# INPUT ROWS:

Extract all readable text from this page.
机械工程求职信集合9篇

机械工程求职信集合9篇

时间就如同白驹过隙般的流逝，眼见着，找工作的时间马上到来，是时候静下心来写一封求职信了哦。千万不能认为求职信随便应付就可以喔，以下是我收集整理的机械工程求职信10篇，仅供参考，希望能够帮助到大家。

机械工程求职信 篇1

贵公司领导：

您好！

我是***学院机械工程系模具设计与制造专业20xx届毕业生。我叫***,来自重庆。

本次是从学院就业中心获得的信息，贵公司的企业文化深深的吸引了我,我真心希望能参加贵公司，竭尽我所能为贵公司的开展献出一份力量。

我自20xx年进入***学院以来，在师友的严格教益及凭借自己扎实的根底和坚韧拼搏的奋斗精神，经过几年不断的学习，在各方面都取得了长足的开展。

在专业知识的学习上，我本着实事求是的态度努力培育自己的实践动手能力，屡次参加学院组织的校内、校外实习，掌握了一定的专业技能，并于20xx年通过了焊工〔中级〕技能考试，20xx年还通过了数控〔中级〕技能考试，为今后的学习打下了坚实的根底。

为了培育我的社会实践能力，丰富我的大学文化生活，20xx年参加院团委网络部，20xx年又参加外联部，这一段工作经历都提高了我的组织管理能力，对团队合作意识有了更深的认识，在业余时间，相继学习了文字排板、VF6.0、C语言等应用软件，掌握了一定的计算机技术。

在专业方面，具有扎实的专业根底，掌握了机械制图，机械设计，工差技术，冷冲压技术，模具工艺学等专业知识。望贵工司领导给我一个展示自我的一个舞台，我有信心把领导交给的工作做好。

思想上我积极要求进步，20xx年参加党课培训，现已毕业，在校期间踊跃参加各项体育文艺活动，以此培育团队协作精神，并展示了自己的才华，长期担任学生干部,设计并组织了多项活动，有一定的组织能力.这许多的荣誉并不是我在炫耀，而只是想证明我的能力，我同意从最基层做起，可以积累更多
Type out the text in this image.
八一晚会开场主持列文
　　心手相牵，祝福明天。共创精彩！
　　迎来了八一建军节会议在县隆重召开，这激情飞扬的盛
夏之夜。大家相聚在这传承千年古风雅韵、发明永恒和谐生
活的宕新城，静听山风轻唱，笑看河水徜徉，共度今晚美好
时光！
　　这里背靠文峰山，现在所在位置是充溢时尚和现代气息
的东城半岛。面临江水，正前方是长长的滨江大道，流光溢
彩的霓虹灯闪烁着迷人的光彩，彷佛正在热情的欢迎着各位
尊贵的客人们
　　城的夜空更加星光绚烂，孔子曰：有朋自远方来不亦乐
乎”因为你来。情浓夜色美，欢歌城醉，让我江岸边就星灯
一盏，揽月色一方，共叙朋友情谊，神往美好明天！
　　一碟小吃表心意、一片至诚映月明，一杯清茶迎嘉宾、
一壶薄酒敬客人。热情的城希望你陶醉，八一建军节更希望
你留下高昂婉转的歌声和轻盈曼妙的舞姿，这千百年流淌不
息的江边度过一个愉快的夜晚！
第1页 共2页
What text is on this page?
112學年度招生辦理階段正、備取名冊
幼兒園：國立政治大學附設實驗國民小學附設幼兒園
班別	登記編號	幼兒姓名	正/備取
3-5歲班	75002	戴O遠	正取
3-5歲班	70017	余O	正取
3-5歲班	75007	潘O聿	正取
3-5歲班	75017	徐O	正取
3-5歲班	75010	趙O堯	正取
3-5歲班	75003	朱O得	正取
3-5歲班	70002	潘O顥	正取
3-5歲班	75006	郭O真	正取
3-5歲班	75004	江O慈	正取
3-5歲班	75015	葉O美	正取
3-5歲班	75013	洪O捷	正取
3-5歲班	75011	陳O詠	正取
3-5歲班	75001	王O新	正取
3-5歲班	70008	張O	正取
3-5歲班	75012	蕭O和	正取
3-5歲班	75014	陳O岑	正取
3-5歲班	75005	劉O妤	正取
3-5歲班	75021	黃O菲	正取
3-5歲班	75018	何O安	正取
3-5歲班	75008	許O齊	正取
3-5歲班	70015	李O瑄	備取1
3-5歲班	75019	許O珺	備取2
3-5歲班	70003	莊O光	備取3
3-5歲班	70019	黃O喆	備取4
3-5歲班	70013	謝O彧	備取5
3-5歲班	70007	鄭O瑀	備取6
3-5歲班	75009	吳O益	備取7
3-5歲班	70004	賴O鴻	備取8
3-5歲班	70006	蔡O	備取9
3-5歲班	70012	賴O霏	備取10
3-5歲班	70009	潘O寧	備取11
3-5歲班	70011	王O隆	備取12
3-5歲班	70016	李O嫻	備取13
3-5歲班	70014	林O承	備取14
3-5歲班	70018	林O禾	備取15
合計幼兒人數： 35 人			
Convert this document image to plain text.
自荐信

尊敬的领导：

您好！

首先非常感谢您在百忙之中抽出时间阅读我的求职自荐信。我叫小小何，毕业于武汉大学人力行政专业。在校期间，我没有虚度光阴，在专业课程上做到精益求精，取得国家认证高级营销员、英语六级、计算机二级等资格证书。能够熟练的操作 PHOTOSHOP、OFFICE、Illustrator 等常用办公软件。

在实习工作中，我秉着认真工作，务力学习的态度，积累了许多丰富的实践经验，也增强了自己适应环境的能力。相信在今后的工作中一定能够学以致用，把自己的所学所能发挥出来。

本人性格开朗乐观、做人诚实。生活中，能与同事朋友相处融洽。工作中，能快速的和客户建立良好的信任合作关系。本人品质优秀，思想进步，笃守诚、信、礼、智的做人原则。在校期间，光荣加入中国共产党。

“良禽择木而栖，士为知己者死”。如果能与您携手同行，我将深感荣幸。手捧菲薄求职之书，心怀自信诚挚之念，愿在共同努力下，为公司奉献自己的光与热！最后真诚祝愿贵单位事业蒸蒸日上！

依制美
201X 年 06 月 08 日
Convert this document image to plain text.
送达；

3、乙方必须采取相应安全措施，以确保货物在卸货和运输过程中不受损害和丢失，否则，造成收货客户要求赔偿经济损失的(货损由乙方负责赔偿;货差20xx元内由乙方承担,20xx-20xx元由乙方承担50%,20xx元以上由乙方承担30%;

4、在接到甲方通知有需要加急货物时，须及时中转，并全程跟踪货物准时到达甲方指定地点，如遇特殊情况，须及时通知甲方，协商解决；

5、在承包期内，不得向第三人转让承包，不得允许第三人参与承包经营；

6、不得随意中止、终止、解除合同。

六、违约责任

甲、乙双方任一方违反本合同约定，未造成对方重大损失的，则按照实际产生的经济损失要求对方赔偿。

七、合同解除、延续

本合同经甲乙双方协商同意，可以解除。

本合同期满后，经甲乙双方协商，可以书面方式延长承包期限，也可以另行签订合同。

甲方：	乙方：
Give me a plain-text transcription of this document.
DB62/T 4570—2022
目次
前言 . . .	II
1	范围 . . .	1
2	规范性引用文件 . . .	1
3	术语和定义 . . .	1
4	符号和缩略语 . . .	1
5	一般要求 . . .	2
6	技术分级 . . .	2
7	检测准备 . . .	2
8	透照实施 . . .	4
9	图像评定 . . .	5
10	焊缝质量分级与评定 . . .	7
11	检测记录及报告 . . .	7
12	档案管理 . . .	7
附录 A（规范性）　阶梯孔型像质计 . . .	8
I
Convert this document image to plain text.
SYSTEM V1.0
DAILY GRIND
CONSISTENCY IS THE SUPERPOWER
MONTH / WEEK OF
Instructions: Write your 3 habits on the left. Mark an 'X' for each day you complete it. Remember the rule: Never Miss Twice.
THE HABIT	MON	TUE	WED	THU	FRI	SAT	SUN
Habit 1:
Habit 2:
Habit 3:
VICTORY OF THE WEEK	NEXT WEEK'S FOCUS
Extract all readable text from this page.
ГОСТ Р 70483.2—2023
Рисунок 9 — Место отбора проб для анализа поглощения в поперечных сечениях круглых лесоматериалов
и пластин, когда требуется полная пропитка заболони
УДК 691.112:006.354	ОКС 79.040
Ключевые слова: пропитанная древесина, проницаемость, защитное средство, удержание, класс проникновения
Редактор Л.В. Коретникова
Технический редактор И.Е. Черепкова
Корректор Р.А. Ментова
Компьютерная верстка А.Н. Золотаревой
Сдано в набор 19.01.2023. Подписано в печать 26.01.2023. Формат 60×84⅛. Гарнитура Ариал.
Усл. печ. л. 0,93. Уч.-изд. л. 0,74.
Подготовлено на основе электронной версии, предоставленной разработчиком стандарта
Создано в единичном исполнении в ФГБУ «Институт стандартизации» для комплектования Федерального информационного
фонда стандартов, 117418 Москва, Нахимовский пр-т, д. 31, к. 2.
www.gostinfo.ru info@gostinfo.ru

# PROBLEM REQUIREMENTS:
Pick out lines containing the word "WEEK", each one as written.

# WRITTEN ANSWER:
MONTH / WEEK OF
VICTORY OF THE WEEK	NEXT WEEK'S FOCUS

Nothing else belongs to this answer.